[Records excerpted from a collection]
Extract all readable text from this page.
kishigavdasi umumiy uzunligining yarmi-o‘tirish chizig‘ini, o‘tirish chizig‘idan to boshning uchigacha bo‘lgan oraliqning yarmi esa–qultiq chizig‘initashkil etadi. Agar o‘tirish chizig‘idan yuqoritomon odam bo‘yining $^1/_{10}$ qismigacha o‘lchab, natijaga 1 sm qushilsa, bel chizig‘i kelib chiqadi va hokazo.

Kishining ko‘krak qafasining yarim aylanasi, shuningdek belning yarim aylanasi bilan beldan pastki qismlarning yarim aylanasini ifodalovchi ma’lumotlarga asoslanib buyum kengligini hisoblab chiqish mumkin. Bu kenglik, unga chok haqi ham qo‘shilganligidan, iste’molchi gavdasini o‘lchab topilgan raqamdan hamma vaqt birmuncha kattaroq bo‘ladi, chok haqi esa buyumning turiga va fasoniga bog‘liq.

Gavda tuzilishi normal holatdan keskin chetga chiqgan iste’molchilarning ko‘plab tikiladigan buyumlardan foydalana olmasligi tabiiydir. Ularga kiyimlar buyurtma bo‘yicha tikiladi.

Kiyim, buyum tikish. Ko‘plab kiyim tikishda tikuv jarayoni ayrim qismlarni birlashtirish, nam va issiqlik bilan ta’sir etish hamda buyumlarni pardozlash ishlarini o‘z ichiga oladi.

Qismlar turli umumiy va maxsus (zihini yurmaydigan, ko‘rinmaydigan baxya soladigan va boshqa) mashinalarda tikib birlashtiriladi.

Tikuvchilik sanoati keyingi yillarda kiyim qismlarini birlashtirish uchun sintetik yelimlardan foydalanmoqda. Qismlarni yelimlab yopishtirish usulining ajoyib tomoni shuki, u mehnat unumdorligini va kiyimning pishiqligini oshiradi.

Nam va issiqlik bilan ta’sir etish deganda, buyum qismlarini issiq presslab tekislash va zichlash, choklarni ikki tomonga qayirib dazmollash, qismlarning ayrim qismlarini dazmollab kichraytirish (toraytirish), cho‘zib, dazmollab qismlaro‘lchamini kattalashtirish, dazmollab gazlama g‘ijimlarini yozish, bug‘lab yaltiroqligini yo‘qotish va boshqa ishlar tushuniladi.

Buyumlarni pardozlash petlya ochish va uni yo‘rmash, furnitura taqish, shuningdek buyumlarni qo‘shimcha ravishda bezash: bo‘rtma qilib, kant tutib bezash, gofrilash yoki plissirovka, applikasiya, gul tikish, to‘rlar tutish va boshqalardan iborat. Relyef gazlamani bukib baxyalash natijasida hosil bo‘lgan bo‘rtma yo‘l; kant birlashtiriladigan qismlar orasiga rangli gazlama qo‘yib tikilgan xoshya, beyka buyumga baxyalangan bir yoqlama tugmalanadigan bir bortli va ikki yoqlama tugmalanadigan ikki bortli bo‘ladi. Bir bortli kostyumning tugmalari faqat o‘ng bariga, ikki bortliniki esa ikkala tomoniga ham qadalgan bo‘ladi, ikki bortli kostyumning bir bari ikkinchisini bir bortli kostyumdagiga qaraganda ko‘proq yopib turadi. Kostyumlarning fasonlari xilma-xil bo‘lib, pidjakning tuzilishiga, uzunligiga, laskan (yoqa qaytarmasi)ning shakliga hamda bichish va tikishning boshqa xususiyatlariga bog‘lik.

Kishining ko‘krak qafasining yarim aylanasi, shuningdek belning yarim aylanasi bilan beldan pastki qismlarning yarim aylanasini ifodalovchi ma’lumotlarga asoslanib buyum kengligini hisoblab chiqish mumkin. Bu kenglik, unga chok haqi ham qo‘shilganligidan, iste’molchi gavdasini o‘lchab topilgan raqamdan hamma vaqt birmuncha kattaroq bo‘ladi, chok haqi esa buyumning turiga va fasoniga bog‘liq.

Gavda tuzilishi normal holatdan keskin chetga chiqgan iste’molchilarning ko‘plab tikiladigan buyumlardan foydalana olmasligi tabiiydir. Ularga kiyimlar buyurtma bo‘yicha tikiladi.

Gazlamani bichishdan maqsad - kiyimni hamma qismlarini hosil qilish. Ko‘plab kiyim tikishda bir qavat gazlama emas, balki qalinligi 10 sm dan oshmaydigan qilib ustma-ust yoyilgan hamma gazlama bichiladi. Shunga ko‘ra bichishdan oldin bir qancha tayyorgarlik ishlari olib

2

PROBLEM REQUIREMENTS >> Copy all the records above exactly, missing none.

RESPONSE TO THE EXERCISE >>
Extract all readable text from this page.
kishigavdasi umumiy uzunligining yarmi-o‘tirish chizig‘ini, o‘tirish chizig‘idan to boshning uchigacha bo‘lgan oraliqning yarmi esa–qultiq chizig‘initashkil etadi. Agar o‘tirish chizig‘idan yuqoritomon odam bo‘yining $^1/_{10}$ qismigacha o‘lchab, natijaga 1 sm qushilsa, bel chizig‘i kelib chiqadi va hokazo.

Kishining ko‘krak qafasining yarim aylanasi, shuningdek belning yarim aylanasi bilan beldan pastki qismlarning yarim aylanasini ifodalovchi ma’lumotlarga asoslanib buyum kengligini hisoblab chiqish mumkin. Bu kenglik, unga chok haqi ham qo‘shilganligidan, iste’molchi gavdasini o‘lchab topilgan raqamdan hamma vaqt birmuncha kattaroq bo‘ladi, chok haqi esa buyumning turiga va fasoniga bog‘liq.

Gavda tuzilishi normal holatdan keskin chetga chiqgan iste’molchilarning ko‘plab tikiladigan buyumlardan foydalana olmasligi tabiiydir. Ularga kiyimlar buyurtma bo‘yicha tikiladi.

Kiyim, buyum tikish. Ko‘plab kiyim tikishda tikuv jarayoni ayrim qismlarni birlashtirish, nam va issiqlik bilan ta’sir etish hamda buyumlarni pardozlash ishlarini o‘z ichiga oladi.

Qismlar turli umumiy va maxsus (zihini yurmaydigan, ko‘rinmaydigan baxya soladigan va boshqa) mashinalarda tikib birlashtiriladi.

Tikuvchilik sanoati keyingi yillarda kiyim qismlarini birlashtirish uchun sintetik yelimlardan foydalanmoqda. Qismlarni yelimlab yopishtirish usulining ajoyib tomoni shuki, u mehnat unumdorligini va kiyimning pishiqligini oshiradi.

Nam va issiqlik bilan ta’sir etish deganda, buyum qismlarini issiq presslab tekislash va zichlash, choklarni ikki tomonga qayirib dazmollash, qismlarning ayrim qismlarini dazmollab kichraytirish (toraytirish), cho‘zib, dazmollab qismlaro‘lchamini kattalashtirish, dazmollab gazlama g‘ijimlarini yozish, bug‘lab yaltiroqligini yo‘qotish va boshqa ishlar tushuniladi.

Buyumlarni pardozlash petlya ochish va uni yo‘rmash, furnitura taqish, shuningdek buyumlarni qo‘shimcha ravishda bezash: bo‘rtma qilib, kant tutib bezash, gofrilash yoki plissirovka, applikasiya, gul tikish, to‘rlar tutish va boshqalardan iborat. Relyef gazlamani bukib baxyalash natijasida hosil bo‘lgan bo‘rtma yo‘l; kant birlashtiriladigan qismlar orasiga rangli gazlama qo‘yib tikilgan xoshya, beyka buyumga baxyalangan bir yoqlama tugmalanadigan bir bortli va ikki yoqlama tugmalanadigan ikki bortli bo‘ladi. Bir bortli kostyumning tugmalari faqat o‘ng bariga, ikki bortliniki esa ikkala tomoniga ham qadalgan bo‘ladi, ikki bortli kostyumning bir bari ikkinchisini bir bortli kostyumdagiga qaraganda ko‘proq yopib turadi. Kostyumlarning fasonlari xilma-xil bo‘lib, pidjakning tuzilishiga, uzunligiga, laskan (yoqa qaytarmasi)ning shakliga hamda bichish va tikishning boshqa xususiyatlariga bog‘lik.

Kishining ko‘krak qafasining yarim aylanasi, shuningdek belning yarim aylanasi bilan beldan pastki qismlarning yarim aylanasini ifodalovchi ma’lumotlarga asoslanib buyum kengligini hisoblab chiqish mumkin. Bu kenglik, unga chok haqi ham qo‘shilganligidan, iste’molchi gavdasini o‘lchab topilgan raqamdan hamma vaqt birmuncha kattaroq bo‘ladi, chok haqi esa buyumning turiga va fasoniga bog‘liq.

Gavda tuzilishi normal holatdan keskin chetga chiqgan iste’molchilarning ko‘plab tikiladigan buyumlardan foydalana olmasligi tabiiydir. Ularga kiyimlar buyurtma bo‘yicha tikiladi.

Gazlamani bichishdan maqsad - kiyimni hamma qismlarini hosil qilish. Ko‘plab kiyim tikishda bir qavat gazlama emas, balki qalinligi 10 sm dan oshmaydigan qilib ustma-ust yoyilgan hamma gazlama bichiladi. Shunga ko‘ra bichishdan oldin bir qancha tayyorgarlik ishlari olib

2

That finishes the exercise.